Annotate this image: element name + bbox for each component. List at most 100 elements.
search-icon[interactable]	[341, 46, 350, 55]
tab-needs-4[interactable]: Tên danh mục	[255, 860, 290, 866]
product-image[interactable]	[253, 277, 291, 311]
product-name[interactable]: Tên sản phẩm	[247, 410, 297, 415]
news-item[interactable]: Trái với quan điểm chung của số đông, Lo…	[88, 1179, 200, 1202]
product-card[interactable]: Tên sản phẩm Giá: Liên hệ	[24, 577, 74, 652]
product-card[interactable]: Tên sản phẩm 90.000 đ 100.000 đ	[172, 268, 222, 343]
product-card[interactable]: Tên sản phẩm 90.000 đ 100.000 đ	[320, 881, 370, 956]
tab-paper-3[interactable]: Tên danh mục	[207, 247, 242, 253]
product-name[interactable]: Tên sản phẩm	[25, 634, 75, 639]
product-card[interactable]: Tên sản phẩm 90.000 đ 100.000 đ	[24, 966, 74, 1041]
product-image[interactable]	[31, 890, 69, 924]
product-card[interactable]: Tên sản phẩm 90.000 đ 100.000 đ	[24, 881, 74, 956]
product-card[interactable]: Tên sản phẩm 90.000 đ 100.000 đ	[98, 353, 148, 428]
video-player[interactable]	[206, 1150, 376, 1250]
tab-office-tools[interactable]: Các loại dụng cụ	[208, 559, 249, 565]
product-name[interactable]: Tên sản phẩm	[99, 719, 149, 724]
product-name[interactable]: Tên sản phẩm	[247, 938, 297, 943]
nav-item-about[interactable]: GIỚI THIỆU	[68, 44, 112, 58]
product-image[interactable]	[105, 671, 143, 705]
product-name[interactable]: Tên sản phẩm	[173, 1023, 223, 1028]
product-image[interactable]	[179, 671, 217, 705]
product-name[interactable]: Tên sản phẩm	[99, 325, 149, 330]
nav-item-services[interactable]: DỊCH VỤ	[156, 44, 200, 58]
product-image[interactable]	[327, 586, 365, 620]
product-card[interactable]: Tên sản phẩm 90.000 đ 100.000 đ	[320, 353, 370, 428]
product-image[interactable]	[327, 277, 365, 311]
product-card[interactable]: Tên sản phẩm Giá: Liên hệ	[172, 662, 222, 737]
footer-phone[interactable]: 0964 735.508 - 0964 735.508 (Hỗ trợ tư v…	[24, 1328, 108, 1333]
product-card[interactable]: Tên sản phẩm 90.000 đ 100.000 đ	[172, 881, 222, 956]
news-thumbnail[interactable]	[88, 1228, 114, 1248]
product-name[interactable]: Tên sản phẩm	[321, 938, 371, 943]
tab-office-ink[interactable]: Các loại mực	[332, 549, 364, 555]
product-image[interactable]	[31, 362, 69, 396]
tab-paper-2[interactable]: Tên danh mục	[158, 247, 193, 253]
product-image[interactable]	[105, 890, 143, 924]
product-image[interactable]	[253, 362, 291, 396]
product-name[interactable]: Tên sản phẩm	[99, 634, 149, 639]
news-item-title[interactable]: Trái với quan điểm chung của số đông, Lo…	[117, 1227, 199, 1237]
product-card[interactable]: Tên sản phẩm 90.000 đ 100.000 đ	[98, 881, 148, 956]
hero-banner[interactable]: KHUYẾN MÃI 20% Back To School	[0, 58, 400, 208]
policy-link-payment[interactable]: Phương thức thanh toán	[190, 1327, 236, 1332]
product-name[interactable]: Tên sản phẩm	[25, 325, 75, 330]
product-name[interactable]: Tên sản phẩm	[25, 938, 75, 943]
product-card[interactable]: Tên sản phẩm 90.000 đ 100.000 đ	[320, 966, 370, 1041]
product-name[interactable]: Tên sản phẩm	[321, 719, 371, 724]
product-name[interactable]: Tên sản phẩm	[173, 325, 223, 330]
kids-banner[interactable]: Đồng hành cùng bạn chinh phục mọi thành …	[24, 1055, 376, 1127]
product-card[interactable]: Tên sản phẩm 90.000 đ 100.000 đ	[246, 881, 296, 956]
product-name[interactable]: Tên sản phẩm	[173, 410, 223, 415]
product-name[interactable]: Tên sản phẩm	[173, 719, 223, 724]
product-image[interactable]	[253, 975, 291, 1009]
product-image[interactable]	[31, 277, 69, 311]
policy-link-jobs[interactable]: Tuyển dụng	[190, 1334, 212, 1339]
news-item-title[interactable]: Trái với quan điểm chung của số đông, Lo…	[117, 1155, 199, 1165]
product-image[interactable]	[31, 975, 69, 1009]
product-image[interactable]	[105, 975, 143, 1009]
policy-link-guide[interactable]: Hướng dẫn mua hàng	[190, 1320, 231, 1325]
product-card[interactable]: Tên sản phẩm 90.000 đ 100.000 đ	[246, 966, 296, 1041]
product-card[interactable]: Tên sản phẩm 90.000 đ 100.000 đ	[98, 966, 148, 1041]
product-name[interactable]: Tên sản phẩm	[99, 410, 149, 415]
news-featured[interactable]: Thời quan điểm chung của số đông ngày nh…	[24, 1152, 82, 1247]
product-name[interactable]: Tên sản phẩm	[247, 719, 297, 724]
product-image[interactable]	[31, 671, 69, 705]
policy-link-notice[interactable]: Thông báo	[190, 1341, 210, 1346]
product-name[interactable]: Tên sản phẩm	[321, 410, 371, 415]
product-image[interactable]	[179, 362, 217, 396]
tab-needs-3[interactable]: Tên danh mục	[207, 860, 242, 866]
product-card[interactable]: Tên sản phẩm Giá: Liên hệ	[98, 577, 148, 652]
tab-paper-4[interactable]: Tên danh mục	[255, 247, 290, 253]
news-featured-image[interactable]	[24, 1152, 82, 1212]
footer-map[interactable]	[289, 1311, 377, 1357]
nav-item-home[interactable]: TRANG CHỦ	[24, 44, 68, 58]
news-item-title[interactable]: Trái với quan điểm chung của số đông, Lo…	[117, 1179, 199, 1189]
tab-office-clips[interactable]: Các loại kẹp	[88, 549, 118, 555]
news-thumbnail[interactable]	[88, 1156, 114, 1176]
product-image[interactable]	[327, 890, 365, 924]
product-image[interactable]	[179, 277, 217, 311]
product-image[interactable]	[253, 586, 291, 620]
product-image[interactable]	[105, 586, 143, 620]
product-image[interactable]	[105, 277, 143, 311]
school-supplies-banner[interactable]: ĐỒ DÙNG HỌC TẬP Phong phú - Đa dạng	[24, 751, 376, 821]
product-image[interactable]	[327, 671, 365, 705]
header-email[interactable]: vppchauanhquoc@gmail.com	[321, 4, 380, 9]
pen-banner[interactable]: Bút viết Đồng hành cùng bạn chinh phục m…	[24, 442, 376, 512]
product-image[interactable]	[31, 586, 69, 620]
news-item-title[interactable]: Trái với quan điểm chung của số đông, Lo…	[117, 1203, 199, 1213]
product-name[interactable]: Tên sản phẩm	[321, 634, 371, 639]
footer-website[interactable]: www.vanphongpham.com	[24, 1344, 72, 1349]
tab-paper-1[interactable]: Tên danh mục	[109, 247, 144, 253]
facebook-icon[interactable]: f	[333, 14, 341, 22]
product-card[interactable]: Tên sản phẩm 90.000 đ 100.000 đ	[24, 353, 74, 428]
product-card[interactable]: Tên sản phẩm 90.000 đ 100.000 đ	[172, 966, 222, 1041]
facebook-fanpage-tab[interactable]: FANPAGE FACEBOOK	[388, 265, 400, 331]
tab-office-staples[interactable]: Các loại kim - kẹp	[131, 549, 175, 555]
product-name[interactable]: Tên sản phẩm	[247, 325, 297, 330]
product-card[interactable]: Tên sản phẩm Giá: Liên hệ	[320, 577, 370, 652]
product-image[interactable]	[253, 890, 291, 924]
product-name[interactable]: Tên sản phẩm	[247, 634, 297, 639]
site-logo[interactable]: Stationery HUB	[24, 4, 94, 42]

——————————

*What needs to be done:* Can you edit all the records so that every "product-card" becomes "item-card", with nothing else changed?

*Final result:*
Annotate this image: element name + bbox for each component. List at most 100 elements.
search-icon[interactable]	[341, 46, 350, 55]
tab-needs-4[interactable]: Tên danh mục	[255, 860, 290, 866]
product-image[interactable]	[253, 277, 291, 311]
product-name[interactable]: Tên sản phẩm	[247, 410, 297, 415]
news-item[interactable]: Trái với quan điểm chung của số đông, Lo…	[88, 1179, 200, 1202]
item-card[interactable]: Tên sản phẩm Giá: Liên hệ	[24, 577, 74, 652]
item-card[interactable]: Tên sản phẩm 90.000 đ 100.000 đ	[172, 268, 222, 343]
item-card[interactable]: Tên sản phẩm 90.000 đ 100.000 đ	[320, 881, 370, 956]
tab-paper-3[interactable]: Tên danh mục	[207, 247, 242, 253]
product-name[interactable]: Tên sản phẩm	[25, 634, 75, 639]
item-card[interactable]: Tên sản phẩm 90.000 đ 100.000 đ	[24, 966, 74, 1041]
product-image[interactable]	[31, 890, 69, 924]
item-card[interactable]: Tên sản phẩm 90.000 đ 100.000 đ	[24, 881, 74, 956]
item-card[interactable]: Tên sản phẩm 90.000 đ 100.000 đ	[98, 353, 148, 428]
video-player[interactable]	[206, 1150, 376, 1250]
tab-office-tools[interactable]: Các loại dụng cụ	[208, 559, 249, 565]
product-name[interactable]: Tên sản phẩm	[99, 719, 149, 724]
product-name[interactable]: Tên sản phẩm	[247, 938, 297, 943]
nav-item-about[interactable]: GIỚI THIỆU	[68, 44, 112, 58]
product-image[interactable]	[105, 671, 143, 705]
product-name[interactable]: Tên sản phẩm	[173, 1023, 223, 1028]
product-image[interactable]	[179, 671, 217, 705]
product-name[interactable]: Tên sản phẩm	[99, 325, 149, 330]
nav-item-services[interactable]: DỊCH VỤ	[156, 44, 200, 58]
product-image[interactable]	[327, 586, 365, 620]
item-card[interactable]: Tên sản phẩm 90.000 đ 100.000 đ	[320, 353, 370, 428]
product-image[interactable]	[327, 277, 365, 311]
item-card[interactable]: Tên sản phẩm Giá: Liên hệ	[172, 662, 222, 737]
footer-phone[interactable]: 0964 735.508 - 0964 735.508 (Hỗ trợ tư v…	[24, 1328, 108, 1333]
item-card[interactable]: Tên sản phẩm 90.000 đ 100.000 đ	[172, 881, 222, 956]
news-thumbnail[interactable]	[88, 1228, 114, 1248]
product-name[interactable]: Tên sản phẩm	[321, 938, 371, 943]
tab-office-ink[interactable]: Các loại mực	[332, 549, 364, 555]
product-image[interactable]	[31, 362, 69, 396]
tab-paper-2[interactable]: Tên danh mục	[158, 247, 193, 253]
product-image[interactable]	[105, 890, 143, 924]
product-image[interactable]	[253, 362, 291, 396]
product-name[interactable]: Tên sản phẩm	[99, 634, 149, 639]
news-item-title[interactable]: Trái với quan điểm chung của số đông, Lo…	[117, 1227, 199, 1237]
item-card[interactable]: Tên sản phẩm 90.000 đ 100.000 đ	[98, 881, 148, 956]
hero-banner[interactable]: KHUYẾN MÃI 20% Back To School	[0, 58, 400, 208]
policy-link-payment[interactable]: Phương thức thanh toán	[190, 1327, 236, 1332]
product-name[interactable]: Tên sản phẩm	[25, 325, 75, 330]
product-name[interactable]: Tên sản phẩm	[25, 938, 75, 943]
item-card[interactable]: Tên sản phẩm 90.000 đ 100.000 đ	[320, 966, 370, 1041]
product-name[interactable]: Tên sản phẩm	[321, 719, 371, 724]
product-name[interactable]: Tên sản phẩm	[173, 325, 223, 330]
kids-banner[interactable]: Đồng hành cùng bạn chinh phục mọi thành …	[24, 1055, 376, 1127]
item-card[interactable]: Tên sản phẩm 90.000 đ 100.000 đ	[246, 881, 296, 956]
product-name[interactable]: Tên sản phẩm	[173, 410, 223, 415]
product-name[interactable]: Tên sản phẩm	[173, 719, 223, 724]
product-image[interactable]	[253, 975, 291, 1009]
product-image[interactable]	[31, 277, 69, 311]
policy-link-jobs[interactable]: Tuyển dụng	[190, 1334, 212, 1339]
news-item-title[interactable]: Trái với quan điểm chung của số đông, Lo…	[117, 1155, 199, 1165]
product-image[interactable]	[31, 975, 69, 1009]
product-image[interactable]	[105, 975, 143, 1009]
policy-link-guide[interactable]: Hướng dẫn mua hàng	[190, 1320, 231, 1325]
item-card[interactable]: Tên sản phẩm 90.000 đ 100.000 đ	[246, 966, 296, 1041]
item-card[interactable]: Tên sản phẩm 90.000 đ 100.000 đ	[98, 966, 148, 1041]
product-name[interactable]: Tên sản phẩm	[99, 410, 149, 415]
news-featured[interactable]: Thời quan điểm chung của số đông ngày nh…	[24, 1152, 82, 1247]
product-name[interactable]: Tên sản phẩm	[247, 719, 297, 724]
product-image[interactable]	[31, 671, 69, 705]
policy-link-notice[interactable]: Thông báo	[190, 1341, 210, 1346]
product-name[interactable]: Tên sản phẩm	[321, 410, 371, 415]
product-image[interactable]	[179, 362, 217, 396]
tab-needs-3[interactable]: Tên danh mục	[207, 860, 242, 866]
item-card[interactable]: Tên sản phẩm Giá: Liên hệ	[98, 577, 148, 652]
tab-paper-4[interactable]: Tên danh mục	[255, 247, 290, 253]
news-featured-image[interactable]	[24, 1152, 82, 1212]
footer-map[interactable]	[289, 1311, 377, 1357]
nav-item-home[interactable]: TRANG CHỦ	[24, 44, 68, 58]
news-item-title[interactable]: Trái với quan điểm chung của số đông, Lo…	[117, 1179, 199, 1189]
tab-office-clips[interactable]: Các loại kẹp	[88, 549, 118, 555]
news-thumbnail[interactable]	[88, 1156, 114, 1176]
product-image[interactable]	[327, 890, 365, 924]
product-image[interactable]	[179, 277, 217, 311]
product-image[interactable]	[253, 586, 291, 620]
product-image[interactable]	[105, 586, 143, 620]
product-image[interactable]	[105, 277, 143, 311]
school-supplies-banner[interactable]: ĐỒ DÙNG HỌC TẬP Phong phú - Đa dạng	[24, 751, 376, 821]
product-image[interactable]	[327, 671, 365, 705]
header-email[interactable]: vppchauanhquoc@gmail.com	[321, 4, 380, 9]
pen-banner[interactable]: Bút viết Đồng hành cùng bạn chinh phục m…	[24, 442, 376, 512]
product-image[interactable]	[31, 586, 69, 620]
news-item-title[interactable]: Trái với quan điểm chung của số đông, Lo…	[117, 1203, 199, 1213]
product-name[interactable]: Tên sản phẩm	[321, 634, 371, 639]
footer-website[interactable]: www.vanphongpham.com	[24, 1344, 72, 1349]
tab-paper-1[interactable]: Tên danh mục	[109, 247, 144, 253]
facebook-icon[interactable]: f	[333, 14, 341, 22]
item-card[interactable]: Tên sản phẩm 90.000 đ 100.000 đ	[24, 353, 74, 428]
item-card[interactable]: Tên sản phẩm 90.000 đ 100.000 đ	[172, 966, 222, 1041]
facebook-fanpage-tab[interactable]: FANPAGE FACEBOOK	[388, 265, 400, 331]
tab-office-staples[interactable]: Các loại kim - kẹp	[131, 549, 175, 555]
product-name[interactable]: Tên sản phẩm	[247, 325, 297, 330]
item-card[interactable]: Tên sản phẩm Giá: Liên hệ	[320, 577, 370, 652]
product-image[interactable]	[253, 890, 291, 924]
product-name[interactable]: Tên sản phẩm	[247, 634, 297, 639]
site-logo[interactable]: Stationery HUB	[24, 4, 94, 42]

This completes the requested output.